[Data records]
★ ★ ★ ★ ★ ★ ★

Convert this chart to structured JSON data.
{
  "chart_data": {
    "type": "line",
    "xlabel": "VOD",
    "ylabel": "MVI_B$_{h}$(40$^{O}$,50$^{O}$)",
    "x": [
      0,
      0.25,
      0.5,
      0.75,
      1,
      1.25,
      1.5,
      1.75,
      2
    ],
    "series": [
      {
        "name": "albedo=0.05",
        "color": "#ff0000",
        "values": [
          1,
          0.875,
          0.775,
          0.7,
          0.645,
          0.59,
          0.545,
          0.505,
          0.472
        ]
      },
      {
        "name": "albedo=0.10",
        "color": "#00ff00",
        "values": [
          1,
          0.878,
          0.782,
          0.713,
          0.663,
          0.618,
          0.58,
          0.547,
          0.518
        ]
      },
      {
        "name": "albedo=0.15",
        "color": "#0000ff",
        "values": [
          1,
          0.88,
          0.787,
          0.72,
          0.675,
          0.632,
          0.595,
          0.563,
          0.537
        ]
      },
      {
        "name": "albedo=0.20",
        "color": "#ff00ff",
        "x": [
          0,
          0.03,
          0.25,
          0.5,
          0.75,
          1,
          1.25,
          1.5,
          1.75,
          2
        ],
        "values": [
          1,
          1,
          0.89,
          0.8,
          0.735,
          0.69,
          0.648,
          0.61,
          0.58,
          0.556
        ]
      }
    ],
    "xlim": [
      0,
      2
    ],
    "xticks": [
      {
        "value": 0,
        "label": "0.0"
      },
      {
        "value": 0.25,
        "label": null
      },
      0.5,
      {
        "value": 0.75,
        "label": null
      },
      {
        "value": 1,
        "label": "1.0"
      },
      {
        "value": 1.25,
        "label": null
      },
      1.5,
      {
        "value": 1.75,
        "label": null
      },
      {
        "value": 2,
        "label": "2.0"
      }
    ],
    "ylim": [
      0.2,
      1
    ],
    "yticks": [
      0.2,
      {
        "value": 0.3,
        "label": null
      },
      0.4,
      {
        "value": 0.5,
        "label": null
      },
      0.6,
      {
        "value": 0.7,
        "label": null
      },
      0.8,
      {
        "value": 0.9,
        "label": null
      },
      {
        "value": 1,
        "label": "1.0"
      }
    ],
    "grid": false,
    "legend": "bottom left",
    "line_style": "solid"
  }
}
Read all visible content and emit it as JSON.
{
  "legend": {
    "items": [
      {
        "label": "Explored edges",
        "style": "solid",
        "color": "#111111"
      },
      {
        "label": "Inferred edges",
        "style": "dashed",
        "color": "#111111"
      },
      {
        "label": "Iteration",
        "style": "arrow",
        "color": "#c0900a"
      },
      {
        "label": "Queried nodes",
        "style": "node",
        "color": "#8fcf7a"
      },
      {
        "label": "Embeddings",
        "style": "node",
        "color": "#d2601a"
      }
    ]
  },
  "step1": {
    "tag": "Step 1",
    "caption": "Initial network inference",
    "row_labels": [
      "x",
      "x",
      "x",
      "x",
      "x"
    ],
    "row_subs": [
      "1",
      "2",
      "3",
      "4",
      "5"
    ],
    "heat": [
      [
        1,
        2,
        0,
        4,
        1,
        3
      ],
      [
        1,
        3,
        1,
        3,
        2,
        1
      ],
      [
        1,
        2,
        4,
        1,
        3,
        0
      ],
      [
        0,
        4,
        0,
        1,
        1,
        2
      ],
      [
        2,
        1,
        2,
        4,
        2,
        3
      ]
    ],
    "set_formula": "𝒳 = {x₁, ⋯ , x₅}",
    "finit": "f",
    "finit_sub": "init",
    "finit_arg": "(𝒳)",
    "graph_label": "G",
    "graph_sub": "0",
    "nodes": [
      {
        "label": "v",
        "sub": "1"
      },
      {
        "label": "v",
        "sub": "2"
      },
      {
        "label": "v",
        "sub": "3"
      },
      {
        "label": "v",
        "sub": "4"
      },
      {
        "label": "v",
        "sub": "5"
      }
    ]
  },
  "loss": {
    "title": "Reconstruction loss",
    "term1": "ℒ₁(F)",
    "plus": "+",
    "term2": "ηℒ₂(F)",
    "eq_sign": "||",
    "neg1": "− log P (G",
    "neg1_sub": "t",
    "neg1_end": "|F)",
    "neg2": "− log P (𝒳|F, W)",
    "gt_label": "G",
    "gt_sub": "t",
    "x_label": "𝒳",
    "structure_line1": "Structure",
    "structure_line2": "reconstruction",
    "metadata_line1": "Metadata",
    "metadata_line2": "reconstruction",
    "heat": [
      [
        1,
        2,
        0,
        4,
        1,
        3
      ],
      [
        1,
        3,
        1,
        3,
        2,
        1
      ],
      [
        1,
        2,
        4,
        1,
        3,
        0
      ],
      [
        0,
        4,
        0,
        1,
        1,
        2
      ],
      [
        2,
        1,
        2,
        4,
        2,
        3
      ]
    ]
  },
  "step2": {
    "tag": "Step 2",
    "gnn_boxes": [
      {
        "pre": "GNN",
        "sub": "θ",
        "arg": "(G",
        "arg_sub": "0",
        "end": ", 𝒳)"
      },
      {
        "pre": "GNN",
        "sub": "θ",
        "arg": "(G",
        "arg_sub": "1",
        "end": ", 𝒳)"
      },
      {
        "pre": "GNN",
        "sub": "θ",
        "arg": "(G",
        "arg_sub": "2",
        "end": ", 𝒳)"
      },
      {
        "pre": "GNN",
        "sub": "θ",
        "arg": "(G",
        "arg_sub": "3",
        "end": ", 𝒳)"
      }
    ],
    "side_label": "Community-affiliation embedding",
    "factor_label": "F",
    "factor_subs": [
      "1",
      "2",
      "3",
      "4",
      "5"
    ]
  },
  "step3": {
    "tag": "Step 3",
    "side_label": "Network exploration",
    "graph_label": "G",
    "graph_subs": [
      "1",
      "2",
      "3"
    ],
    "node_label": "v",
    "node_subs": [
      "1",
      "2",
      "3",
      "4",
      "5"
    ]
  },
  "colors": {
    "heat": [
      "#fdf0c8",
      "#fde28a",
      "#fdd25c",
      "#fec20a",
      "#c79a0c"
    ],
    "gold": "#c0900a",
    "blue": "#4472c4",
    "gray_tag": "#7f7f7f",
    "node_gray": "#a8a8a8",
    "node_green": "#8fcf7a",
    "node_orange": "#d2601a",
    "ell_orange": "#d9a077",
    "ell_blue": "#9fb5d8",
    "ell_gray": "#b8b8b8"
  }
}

★ ★ ★ ★ ★ ★ ★

Given problem – Send back every record, precisely as written.

Reply –
Convert this chart to structured JSON data.
{
  "chart_data": {
    "type": "line",
    "xlabel": "VOD",
    "ylabel": "MVI_B$_{h}$(40$^{O}$,50$^{O}$)",
    "x": [
      0,
      0.25,
      0.5,
      0.75,
      1,
      1.25,
      1.5,
      1.75,
      2
    ],
    "series": [
      {
        "name": "albedo=0.05",
        "color": "#ff0000",
        "values": [
          1,
          0.875,
          0.775,
          0.7,
          0.645,
          0.59,
          0.545,
          0.505,
          0.472
        ]
      },
      {
        "name": "albedo=0.10",
        "color": "#00ff00",
        "values": [
          1,
          0.878,
          0.782,
          0.713,
          0.663,
          0.618,
          0.58,
          0.547,
          0.518
        ]
      },
      {
        "name": "albedo=0.15",
        "color": "#0000ff",
        "values": [
          1,
          0.88,
          0.787,
          0.72,
          0.675,
          0.632,
          0.595,
          0.563,
          0.537
        ]
      },
      {
        "name": "albedo=0.20",
        "color": "#ff00ff",
        "x": [
          0,
          0.03,
          0.25,
          0.5,
          0.75,
          1,
          1.25,
          1.5,
          1.75,
          2
        ],
        "values": [
          1,
          1,
          0.89,
          0.8,
          0.735,
          0.69,
          0.648,
          0.61,
          0.58,
          0.556
        ]
      }
    ],
    "xlim": [
      0,
      2
    ],
    "xticks": [
      {
        "value": 0,
        "label": "0.0"
      },
      {
        "value": 0.25,
        "label": null
      },
      0.5,
      {
        "value": 0.75,
        "label": null
      },
      {
        "value": 1,
        "label": "1.0"
      },
      {
        "value": 1.25,
        "label": null
      },
      1.5,
      {
        "value": 1.75,
        "label": null
      },
      {
        "value": 2,
        "label": "2.0"
      }
    ],
    "ylim": [
      0.2,
      1
    ],
    "yticks": [
      0.2,
      {
        "value": 0.3,
        "label": null
      },
      0.4,
      {
        "value": 0.5,
        "label": null
      },
      0.6,
      {
        "value": 0.7,
        "label": null
      },
      0.8,
      {
        "value": 0.9,
        "label": null
      },
      {
        "value": 1,
        "label": "1.0"
      }
    ],
    "grid": false,
    "legend": "bottom left",
    "line_style": "solid"
  }
}
Read all visible content and emit it as JSON.
{
  "legend": {
    "items": [
      {
        "label": "Explored edges",
        "style": "solid",
        "color": "#111111"
      },
      {
        "label": "Inferred edges",
        "style": "dashed",
        "color": "#111111"
      },
      {
        "label": "Iteration",
        "style": "arrow",
        "color": "#c0900a"
      },
      {
        "label": "Queried nodes",
        "style": "node",
        "color": "#8fcf7a"
      },
      {
        "label": "Embeddings",
        "style": "node",
        "color": "#d2601a"
      }
    ]
  },
  "step1": {
    "tag": "Step 1",
    "caption": "Initial network inference",
    "row_labels": [
      "x",
      "x",
      "x",
      "x",
      "x"
    ],
    "row_subs": [
      "1",
      "2",
      "3",
      "4",
      "5"
    ],
    "heat": [
      [
        1,
        2,
        0,
        4,
        1,
        3
      ],
      [
        1,
        3,
        1,
        3,
        2,
        1
      ],
      [
        1,
        2,
        4,
        1,
        3,
        0
      ],
      [
        0,
        4,
        0,
        1,
        1,
        2
      ],
      [
        2,
        1,
        2,
        4,
        2,
        3
      ]
    ],
    "set_formula": "𝒳 = {x₁, ⋯ , x₅}",
    "finit": "f",
    "finit_sub": "init",
    "finit_arg": "(𝒳)",
    "graph_label": "G",
    "graph_sub": "0",
    "nodes": [
      {
        "label": "v",
        "sub": "1"
      },
      {
        "label": "v",
        "sub": "2"
      },
      {
        "label": "v",
        "sub": "3"
      },
      {
        "label": "v",
        "sub": "4"
      },
      {
        "label": "v",
        "sub": "5"
      }
    ]
  },
  "loss": {
    "title": "Reconstruction loss",
    "term1": "ℒ₁(F)",
    "plus": "+",
    "term2": "ηℒ₂(F)",
    "eq_sign": "||",
    "neg1": "− log P (G",
    "neg1_sub": "t",
    "neg1_end": "|F)",
    "neg2": "− log P (𝒳|F, W)",
    "gt_label": "G",
    "gt_sub": "t",
    "x_label": "𝒳",
    "structure_line1": "Structure",
    "structure_line2": "reconstruction",
    "metadata_line1": "Metadata",
    "metadata_line2": "reconstruction",
    "heat": [
      [
        1,
        2,
        0,
        4,
        1,
        3
      ],
      [
        1,
        3,
        1,
        3,
        2,
        1
      ],
      [
        1,
        2,
        4,
        1,
        3,
        0
      ],
      [
        0,
        4,
        0,
        1,
        1,
        2
      ],
      [
        2,
        1,
        2,
        4,
        2,
        3
      ]
    ]
  },
  "step2": {
    "tag": "Step 2",
    "gnn_boxes": [
      {
        "pre": "GNN",
        "sub": "θ",
        "arg": "(G",
        "arg_sub": "0",
        "end": ", 𝒳)"
      },
      {
        "pre": "GNN",
        "sub": "θ",
        "arg": "(G",
        "arg_sub": "1",
        "end": ", 𝒳)"
      },
      {
        "pre": "GNN",
        "sub": "θ",
        "arg": "(G",
        "arg_sub": "2",
        "end": ", 𝒳)"
      },
      {
        "pre": "GNN",
        "sub": "θ",
        "arg": "(G",
        "arg_sub": "3",
        "end": ", 𝒳)"
      }
    ],
    "side_label": "Community-affiliation embedding",
    "factor_label": "F",
    "factor_subs": [
      "1",
      "2",
      "3",
      "4",
      "5"
    ]
  },
  "step3": {
    "tag": "Step 3",
    "side_label": "Network exploration",
    "graph_label": "G",
    "graph_subs": [
      "1",
      "2",
      "3"
    ],
    "node_label": "v",
    "node_subs": [
      "1",
      "2",
      "3",
      "4",
      "5"
    ]
  },
  "colors": {
    "heat": [
      "#fdf0c8",
      "#fde28a",
      "#fdd25c",
      "#fec20a",
      "#c79a0c"
    ],
    "gold": "#c0900a",
    "blue": "#4472c4",
    "gray_tag": "#7f7f7f",
    "node_gray": "#a8a8a8",
    "node_green": "#8fcf7a",
    "node_orange": "#d2601a",
    "ell_orange": "#d9a077",
    "ell_blue": "#9fb5d8",
    "ell_gray": "#b8b8b8"
  }
}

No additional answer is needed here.